__AIM OF THE EXERCISE__
Set out each line of the listing below as a numbered list, omitting any blank lines.
··········
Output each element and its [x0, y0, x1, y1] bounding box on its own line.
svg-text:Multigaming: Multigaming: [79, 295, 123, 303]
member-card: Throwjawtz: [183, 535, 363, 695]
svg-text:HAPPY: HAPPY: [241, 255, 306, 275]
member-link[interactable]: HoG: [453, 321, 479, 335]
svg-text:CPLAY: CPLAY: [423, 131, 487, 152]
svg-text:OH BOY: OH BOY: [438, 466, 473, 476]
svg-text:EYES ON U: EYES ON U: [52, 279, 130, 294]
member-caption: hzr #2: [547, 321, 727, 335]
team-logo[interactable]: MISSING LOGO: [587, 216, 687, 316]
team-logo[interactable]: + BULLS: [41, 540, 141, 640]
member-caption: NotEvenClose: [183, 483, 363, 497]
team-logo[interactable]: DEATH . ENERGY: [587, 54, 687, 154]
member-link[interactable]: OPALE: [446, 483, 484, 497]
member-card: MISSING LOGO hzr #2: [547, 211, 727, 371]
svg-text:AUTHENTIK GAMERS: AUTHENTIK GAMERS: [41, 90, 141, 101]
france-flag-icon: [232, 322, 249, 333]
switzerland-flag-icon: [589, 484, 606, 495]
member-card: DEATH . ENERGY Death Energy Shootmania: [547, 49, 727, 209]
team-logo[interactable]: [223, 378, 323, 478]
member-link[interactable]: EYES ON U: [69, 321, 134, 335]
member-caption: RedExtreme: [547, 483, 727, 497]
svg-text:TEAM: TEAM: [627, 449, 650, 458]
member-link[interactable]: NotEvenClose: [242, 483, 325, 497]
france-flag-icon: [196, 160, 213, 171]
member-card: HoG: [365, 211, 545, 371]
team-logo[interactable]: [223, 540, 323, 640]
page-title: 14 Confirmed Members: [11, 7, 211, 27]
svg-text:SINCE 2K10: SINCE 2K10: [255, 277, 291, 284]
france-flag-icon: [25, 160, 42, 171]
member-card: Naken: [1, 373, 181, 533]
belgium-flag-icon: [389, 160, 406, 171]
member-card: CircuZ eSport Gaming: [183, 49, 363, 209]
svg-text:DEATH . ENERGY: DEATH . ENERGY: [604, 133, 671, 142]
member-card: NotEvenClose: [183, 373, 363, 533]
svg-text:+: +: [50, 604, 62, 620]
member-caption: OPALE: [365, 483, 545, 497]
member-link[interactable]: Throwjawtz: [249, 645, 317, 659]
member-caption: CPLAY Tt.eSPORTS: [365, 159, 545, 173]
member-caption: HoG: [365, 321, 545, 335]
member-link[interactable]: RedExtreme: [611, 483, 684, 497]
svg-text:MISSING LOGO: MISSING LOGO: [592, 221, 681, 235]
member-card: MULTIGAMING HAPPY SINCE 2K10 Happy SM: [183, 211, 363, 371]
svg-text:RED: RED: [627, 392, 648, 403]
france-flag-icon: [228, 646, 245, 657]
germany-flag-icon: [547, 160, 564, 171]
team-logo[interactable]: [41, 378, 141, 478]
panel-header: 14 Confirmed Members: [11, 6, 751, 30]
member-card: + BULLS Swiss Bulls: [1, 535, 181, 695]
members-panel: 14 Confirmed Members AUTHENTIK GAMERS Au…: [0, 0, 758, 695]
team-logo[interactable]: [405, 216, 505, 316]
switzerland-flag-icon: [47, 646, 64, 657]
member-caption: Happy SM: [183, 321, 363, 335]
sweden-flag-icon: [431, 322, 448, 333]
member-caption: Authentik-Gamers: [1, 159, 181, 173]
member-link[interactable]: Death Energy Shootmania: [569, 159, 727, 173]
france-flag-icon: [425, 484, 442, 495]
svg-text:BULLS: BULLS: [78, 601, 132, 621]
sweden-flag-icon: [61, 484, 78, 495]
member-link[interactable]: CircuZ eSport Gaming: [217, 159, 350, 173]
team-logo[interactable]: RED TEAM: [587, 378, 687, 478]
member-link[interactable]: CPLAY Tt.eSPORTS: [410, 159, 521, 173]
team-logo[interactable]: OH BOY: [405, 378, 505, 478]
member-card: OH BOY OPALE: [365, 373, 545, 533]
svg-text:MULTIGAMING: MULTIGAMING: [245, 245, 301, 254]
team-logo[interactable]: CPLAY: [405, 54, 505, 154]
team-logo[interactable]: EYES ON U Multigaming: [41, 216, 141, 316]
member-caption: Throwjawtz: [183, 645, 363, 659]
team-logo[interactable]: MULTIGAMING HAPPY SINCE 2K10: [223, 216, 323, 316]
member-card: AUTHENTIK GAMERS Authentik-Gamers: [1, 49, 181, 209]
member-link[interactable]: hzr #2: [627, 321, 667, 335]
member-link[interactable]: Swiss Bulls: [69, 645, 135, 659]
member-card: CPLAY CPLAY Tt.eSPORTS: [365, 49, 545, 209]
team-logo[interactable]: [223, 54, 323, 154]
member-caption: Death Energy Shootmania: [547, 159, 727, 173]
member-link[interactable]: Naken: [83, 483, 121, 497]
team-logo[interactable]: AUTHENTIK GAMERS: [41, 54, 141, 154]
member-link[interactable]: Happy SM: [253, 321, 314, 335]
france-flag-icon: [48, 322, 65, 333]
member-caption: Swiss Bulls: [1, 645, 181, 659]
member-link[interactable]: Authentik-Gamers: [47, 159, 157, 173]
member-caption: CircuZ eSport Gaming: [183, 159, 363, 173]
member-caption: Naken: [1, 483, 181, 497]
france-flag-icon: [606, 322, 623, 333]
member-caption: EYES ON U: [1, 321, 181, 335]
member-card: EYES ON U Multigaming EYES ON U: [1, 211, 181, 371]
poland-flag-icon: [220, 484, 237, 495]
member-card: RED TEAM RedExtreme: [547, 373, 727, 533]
··········
__SOLVED PROBLEM__
1. Output each element and its [x0, y0, x1, y1] bounding box on its own line.
2. svg-text:Multigaming: Multigaming: [79, 295, 123, 303]
3. member-card: Throwjawtz: [183, 535, 363, 695]
4. svg-text:HAPPY: HAPPY: [241, 255, 306, 275]
5. member-link[interactable]: HoG: [453, 321, 479, 335]
6. svg-text:CPLAY: CPLAY: [423, 131, 487, 152]
7. svg-text:OH BOY: OH BOY: [438, 466, 473, 476]
8. svg-text:EYES ON U: EYES ON U: [52, 279, 130, 294]
9. member-caption: hzr #2: [547, 321, 727, 335]
10. team-logo[interactable]: MISSING LOGO: [587, 216, 687, 316]
11. team-logo[interactable]: + BULLS: [41, 540, 141, 640]
12. member-caption: NotEvenClose: [183, 483, 363, 497]
13. team-logo[interactable]: DEATH . ENERGY: [587, 54, 687, 154]
14. member-link[interactable]: OPALE: [446, 483, 484, 497]
15. member-card: MISSING LOGO hzr #2: [547, 211, 727, 371]
16. svg-text:AUTHENTIK GAMERS: AUTHENTIK GAMERS: [41, 90, 141, 101]
17. france-flag-icon: [232, 322, 249, 333]
18. switzerland-flag-icon: [589, 484, 606, 495]
19. member-card: DEATH . ENERGY Death Energy Shootmania: [547, 49, 727, 209]
20. team-logo[interactable]: [223, 378, 323, 478]
21. member-link[interactable]: EYES ON U: [69, 321, 134, 335]
22. member-caption: RedExtreme: [547, 483, 727, 497]
23. svg-text:TEAM: TEAM: [627, 449, 650, 458]
24. member-link[interactable]: NotEvenClose: [242, 483, 325, 497]
25. france-flag-icon: [196, 160, 213, 171]
26. member-card: HoG: [365, 211, 545, 371]
27. team-logo[interactable]: [223, 540, 323, 640]
28. page-title: 14 Confirmed Members: [11, 7, 211, 27]
29. svg-text:SINCE 2K10: SINCE 2K10: [255, 277, 291, 284]
30. france-flag-icon: [25, 160, 42, 171]
31. member-card: Naken: [1, 373, 181, 533]
32. belgium-flag-icon: [389, 160, 406, 171]
33. member-card: CircuZ eSport Gaming: [183, 49, 363, 209]
34. svg-text:DEATH . ENERGY: DEATH . ENERGY: [604, 133, 671, 142]
35. member-card: NotEvenClose: [183, 373, 363, 533]
36. svg-text:+: +: [50, 604, 62, 620]
37. member-caption: OPALE: [365, 483, 545, 497]
38. member-link[interactable]: Throwjawtz: [249, 645, 317, 659]
39. member-caption: CPLAY Tt.eSPORTS: [365, 159, 545, 173]
40. member-caption: HoG: [365, 321, 545, 335]
41. member-link[interactable]: RedExtreme: [611, 483, 684, 497]
42. svg-text:MISSING LOGO: MISSING LOGO: [592, 221, 681, 235]
43. member-card: MULTIGAMING HAPPY SINCE 2K10 Happy SM: [183, 211, 363, 371]
44. svg-text:RED: RED: [627, 392, 648, 403]
45. france-flag-icon: [228, 646, 245, 657]
46. germany-flag-icon: [547, 160, 564, 171]
47. team-logo[interactable]: [41, 378, 141, 478]
48. panel-header: 14 Confirmed Members: [11, 6, 751, 30]
49. member-card: + BULLS Swiss Bulls: [1, 535, 181, 695]
50. members-panel: 14 Confirmed Members AUTHENTIK GAMERS Au…: [0, 0, 758, 695]
51. team-logo[interactable]: [405, 216, 505, 316]
52. switzerland-flag-icon: [47, 646, 64, 657]
53. member-caption: Happy SM: [183, 321, 363, 335]
54. sweden-flag-icon: [431, 322, 448, 333]
55. member-caption: Authentik-Gamers: [1, 159, 181, 173]
56. member-link[interactable]: Death Energy Shootmania: [569, 159, 727, 173]
57. france-flag-icon: [425, 484, 442, 495]
58. svg-text:BULLS: BULLS: [78, 601, 132, 621]
59. sweden-flag-icon: [61, 484, 78, 495]
60. member-link[interactable]: CircuZ eSport Gaming: [217, 159, 350, 173]
61. team-logo[interactable]: RED TEAM: [587, 378, 687, 478]
62. member-link[interactable]: CPLAY Tt.eSPORTS: [410, 159, 521, 173]
63. team-logo[interactable]: OH BOY: [405, 378, 505, 478]
64. member-card: OH BOY OPALE: [365, 373, 545, 533]
65. svg-text:MULTIGAMING: MULTIGAMING: [245, 245, 301, 254]
66. team-logo[interactable]: CPLAY: [405, 54, 505, 154]
67. team-logo[interactable]: EYES ON U Multigaming: [41, 216, 141, 316]
68. member-caption: Throwjawtz: [183, 645, 363, 659]
69. team-logo[interactable]: MULTIGAMING HAPPY SINCE 2K10: [223, 216, 323, 316]
70. member-card: AUTHENTIK GAMERS Authentik-Gamers: [1, 49, 181, 209]
71. member-link[interactable]: hzr #2: [627, 321, 667, 335]
72. member-link[interactable]: Swiss Bulls: [69, 645, 135, 659]
73. member-card: CPLAY CPLAY Tt.eSPORTS: [365, 49, 545, 209]
74. team-logo[interactable]: [223, 54, 323, 154]
75. member-caption: Death Energy Shootmania: [547, 159, 727, 173]
76. member-link[interactable]: Naken: [83, 483, 121, 497]
77. team-logo[interactable]: AUTHENTIK GAMERS: [41, 54, 141, 154]
78. member-link[interactable]: Happy SM: [253, 321, 314, 335]
79. france-flag-icon: [48, 322, 65, 333]
80. member-caption: Swiss Bulls: [1, 645, 181, 659]
81. member-link[interactable]: Authentik-Gamers: [47, 159, 157, 173]
82. member-caption: CircuZ eSport Gaming: [183, 159, 363, 173]
83. member-caption: Naken: [1, 483, 181, 497]
84. france-flag-icon: [606, 322, 623, 333]
85. member-caption: EYES ON U: [1, 321, 181, 335]
86. member-card: EYES ON U Multigaming EYES ON U: [1, 211, 181, 371]
87. poland-flag-icon: [220, 484, 237, 495]
88. member-card: RED TEAM RedExtreme: [547, 373, 727, 533]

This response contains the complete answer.